** Passage provided **

[Start of Attachment]

As I sit here I see a USB drive fashioned as a bottle opener on a ring on which is also a US Morgan silver dollar.  The perception is irrefutable, primary.  If I did not know about the USB drive, the object would still be a bottle-opener.  If I knew nothing about numismatics, the fob would still be a coin.  I know of contacts with cultures that did not have coins or money and for whom the metal objects were not perceived even as having figures and devices with meaning.  The natives apparently did not perceive the queen's head as an image.  But the object stlll existed for them and whoever wanted to keep it, nonetheless put a hole through it, near the rim. 

Argue context all you want, at some level, reality remains unchanged by perception because the question must be asked, "Perception of what?"

As for rape, it is convenient to make an emotional appeal, but not helpful.  We might get more arguments if we were outraged at the case of a young child grabbed from the streets and placed in a public school and forced to accept education in reading, writing, and arithmetic (also, citizenship, music, and art).  Our society forces people to wear clothes.  Here in Austin, it will be under 100 F again, today, as it was all week, a brisk and bracing mid- to upper-90s F.  Why do I have to wear clothes?

[End of Attachment]

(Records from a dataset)
[Start of Attachment]

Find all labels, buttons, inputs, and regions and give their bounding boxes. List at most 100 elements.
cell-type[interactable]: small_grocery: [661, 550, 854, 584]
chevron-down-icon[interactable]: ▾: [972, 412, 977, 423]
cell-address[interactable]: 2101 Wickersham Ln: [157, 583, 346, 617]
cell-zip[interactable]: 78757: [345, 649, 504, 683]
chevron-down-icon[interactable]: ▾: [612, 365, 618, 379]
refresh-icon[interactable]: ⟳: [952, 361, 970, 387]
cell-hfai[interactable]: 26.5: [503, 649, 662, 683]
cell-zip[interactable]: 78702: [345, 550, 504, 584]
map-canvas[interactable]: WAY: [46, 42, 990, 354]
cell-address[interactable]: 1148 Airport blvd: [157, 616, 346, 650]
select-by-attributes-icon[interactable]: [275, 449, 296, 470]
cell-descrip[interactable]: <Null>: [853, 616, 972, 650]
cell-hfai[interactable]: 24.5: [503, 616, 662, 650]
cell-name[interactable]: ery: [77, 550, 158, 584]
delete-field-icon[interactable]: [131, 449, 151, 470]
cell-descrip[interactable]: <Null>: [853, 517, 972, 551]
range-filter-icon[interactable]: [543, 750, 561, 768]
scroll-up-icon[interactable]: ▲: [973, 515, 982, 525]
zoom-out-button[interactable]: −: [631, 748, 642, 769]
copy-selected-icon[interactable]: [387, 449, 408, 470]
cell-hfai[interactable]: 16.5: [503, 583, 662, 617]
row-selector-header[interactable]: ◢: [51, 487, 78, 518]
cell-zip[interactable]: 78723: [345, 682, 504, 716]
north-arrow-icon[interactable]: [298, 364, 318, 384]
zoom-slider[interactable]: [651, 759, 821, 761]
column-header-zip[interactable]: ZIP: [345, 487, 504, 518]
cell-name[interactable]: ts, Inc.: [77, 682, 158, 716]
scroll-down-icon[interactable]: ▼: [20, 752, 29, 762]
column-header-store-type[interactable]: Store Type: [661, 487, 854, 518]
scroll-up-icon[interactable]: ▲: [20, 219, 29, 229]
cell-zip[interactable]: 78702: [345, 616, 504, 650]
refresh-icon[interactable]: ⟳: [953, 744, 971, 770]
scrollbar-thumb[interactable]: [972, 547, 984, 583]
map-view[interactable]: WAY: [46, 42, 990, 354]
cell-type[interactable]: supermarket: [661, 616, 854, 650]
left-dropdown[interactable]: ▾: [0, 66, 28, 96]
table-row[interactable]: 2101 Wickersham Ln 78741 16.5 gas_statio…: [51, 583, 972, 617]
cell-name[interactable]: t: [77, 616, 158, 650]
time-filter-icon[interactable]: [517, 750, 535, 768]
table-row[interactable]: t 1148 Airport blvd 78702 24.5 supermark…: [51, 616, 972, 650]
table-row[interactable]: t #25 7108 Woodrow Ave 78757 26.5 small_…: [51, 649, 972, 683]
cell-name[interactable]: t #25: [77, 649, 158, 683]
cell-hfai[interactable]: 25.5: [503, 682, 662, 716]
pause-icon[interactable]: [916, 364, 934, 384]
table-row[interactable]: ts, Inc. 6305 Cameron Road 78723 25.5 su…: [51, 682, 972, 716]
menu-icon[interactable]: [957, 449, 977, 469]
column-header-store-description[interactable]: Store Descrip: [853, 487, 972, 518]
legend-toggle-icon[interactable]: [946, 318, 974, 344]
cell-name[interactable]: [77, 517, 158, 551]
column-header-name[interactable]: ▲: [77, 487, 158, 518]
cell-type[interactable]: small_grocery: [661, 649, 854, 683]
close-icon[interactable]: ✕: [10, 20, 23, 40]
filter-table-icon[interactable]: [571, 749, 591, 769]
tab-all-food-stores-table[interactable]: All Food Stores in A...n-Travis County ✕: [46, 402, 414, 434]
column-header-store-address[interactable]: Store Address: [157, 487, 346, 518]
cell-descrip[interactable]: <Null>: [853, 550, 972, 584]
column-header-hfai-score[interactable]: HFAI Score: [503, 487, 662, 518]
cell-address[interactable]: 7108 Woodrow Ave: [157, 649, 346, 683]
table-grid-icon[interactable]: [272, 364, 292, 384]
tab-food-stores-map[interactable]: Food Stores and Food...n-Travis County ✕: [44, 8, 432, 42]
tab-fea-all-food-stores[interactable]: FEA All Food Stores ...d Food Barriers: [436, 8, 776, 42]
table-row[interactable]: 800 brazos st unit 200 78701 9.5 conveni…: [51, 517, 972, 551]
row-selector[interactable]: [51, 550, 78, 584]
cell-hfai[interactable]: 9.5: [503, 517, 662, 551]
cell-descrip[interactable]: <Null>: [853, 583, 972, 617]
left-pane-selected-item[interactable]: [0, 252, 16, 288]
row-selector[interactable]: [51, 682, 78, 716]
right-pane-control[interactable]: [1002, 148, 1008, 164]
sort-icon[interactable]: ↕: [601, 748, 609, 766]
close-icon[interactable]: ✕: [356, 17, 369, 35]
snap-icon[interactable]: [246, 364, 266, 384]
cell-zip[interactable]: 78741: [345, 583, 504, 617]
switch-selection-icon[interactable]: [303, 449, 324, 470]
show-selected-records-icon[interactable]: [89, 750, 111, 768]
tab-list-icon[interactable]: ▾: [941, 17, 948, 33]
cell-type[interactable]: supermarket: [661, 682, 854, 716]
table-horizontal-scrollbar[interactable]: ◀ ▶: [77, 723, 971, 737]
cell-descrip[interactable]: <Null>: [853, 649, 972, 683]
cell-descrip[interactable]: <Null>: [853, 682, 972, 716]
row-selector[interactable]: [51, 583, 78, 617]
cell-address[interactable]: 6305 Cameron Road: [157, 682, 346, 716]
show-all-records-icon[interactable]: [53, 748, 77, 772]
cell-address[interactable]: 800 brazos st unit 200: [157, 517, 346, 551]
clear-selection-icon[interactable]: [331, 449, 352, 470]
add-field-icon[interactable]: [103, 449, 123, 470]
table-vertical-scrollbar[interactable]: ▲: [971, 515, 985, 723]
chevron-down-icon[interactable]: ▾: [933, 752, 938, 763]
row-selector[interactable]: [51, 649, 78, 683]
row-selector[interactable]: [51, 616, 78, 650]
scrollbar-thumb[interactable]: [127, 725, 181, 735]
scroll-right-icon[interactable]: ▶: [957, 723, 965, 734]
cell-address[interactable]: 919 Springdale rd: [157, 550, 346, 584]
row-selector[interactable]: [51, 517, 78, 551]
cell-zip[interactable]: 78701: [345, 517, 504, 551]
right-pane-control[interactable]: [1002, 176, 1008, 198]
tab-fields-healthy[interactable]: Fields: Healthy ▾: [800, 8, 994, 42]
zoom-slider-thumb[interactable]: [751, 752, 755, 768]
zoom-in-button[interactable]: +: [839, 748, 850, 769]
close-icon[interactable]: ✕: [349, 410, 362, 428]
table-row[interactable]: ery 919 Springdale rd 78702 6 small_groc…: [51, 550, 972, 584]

[End of Attachment]

** Problem description **
Duplicate the passage on perception and reality, everything from "As I sit here" down to "near the rim.".

** Task output **
As I sit here I see a USB drive fashioned as a bottle opener on a ring on which is also a US Morgan silver dollar.  The perception is irrefutable, primary.  If I did not know about the USB drive, the object would still be a bottle-opener.  If I knew nothing about numismatics, the fob would still be a coin.  I know of contacts with cultures that did not have coins or money and for whom the metal objects were not perceived even as having figures and devices with meaning.  The natives apparently did not perceive the queen's head as an image.  But the object stlll existed for them and whoever wanted to keep it, nonetheless put a hole through it, near the rim.